### What is required
Scan the data below. Pull out each line where "name" occurs.
━━━━━ Extracted material ━━━━━
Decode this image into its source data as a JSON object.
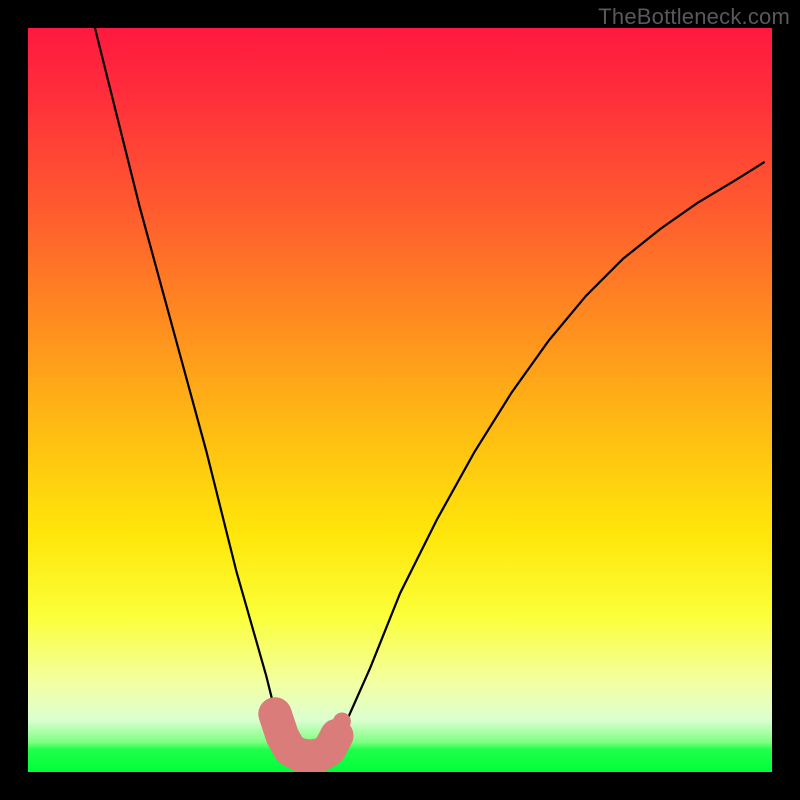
{
  "watermark": "TheBottleneck.com",
  "chart_data": {
    "type": "line",
    "title": "",
    "xlabel": "",
    "ylabel": "",
    "xlim": [
      0,
      100
    ],
    "ylim": [
      0,
      100
    ],
    "grid": false,
    "legend": false,
    "series": [
      {
        "name": "bottleneck-curve",
        "color": "#000000",
        "x": [
          9,
          12,
          15,
          18,
          21,
          24,
          26,
          28,
          30,
          32,
          33,
          34,
          35,
          36.5,
          38,
          39.5,
          41,
          42,
          46,
          50,
          55,
          60,
          65,
          70,
          75,
          80,
          85,
          90,
          95,
          99
        ],
        "y": [
          100,
          88,
          76,
          65,
          54,
          43,
          35,
          27,
          20,
          13,
          9,
          6,
          3.5,
          2.2,
          2,
          2.2,
          3.5,
          5,
          14,
          24,
          34,
          43,
          51,
          58,
          64,
          69,
          73,
          76.5,
          79.5,
          82
        ]
      }
    ],
    "markers": [
      {
        "name": "valley-highlight",
        "type": "segment",
        "color": "#d97c7a",
        "width": 4.5,
        "points": [
          {
            "x": 33.2,
            "y": 7.8
          },
          {
            "x": 34.2,
            "y": 4.8
          },
          {
            "x": 35.2,
            "y": 3.0
          },
          {
            "x": 36.5,
            "y": 2.3
          },
          {
            "x": 38.0,
            "y": 2.1
          },
          {
            "x": 39.3,
            "y": 2.3
          },
          {
            "x": 40.5,
            "y": 3.0
          },
          {
            "x": 41.5,
            "y": 4.9
          }
        ]
      },
      {
        "name": "marker-dot",
        "type": "dot",
        "color": "#d97c7a",
        "r": 1.2,
        "x": 42.2,
        "y": 6.8
      }
    ],
    "gradient_stops": [
      {
        "pct": 0,
        "color": "#ff193f"
      },
      {
        "pct": 25,
        "color": "#ff5d2e"
      },
      {
        "pct": 55,
        "color": "#ffbf12"
      },
      {
        "pct": 79,
        "color": "#fbff39"
      },
      {
        "pct": 93,
        "color": "#dcffd0"
      },
      {
        "pct": 100,
        "color": "#00ff3a"
      }
    ]
  }
}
━━━━━
### Exercise result
        "name": "bottleneck-curve",
        "name": "valley-highlight",
        "name": "marker-dot",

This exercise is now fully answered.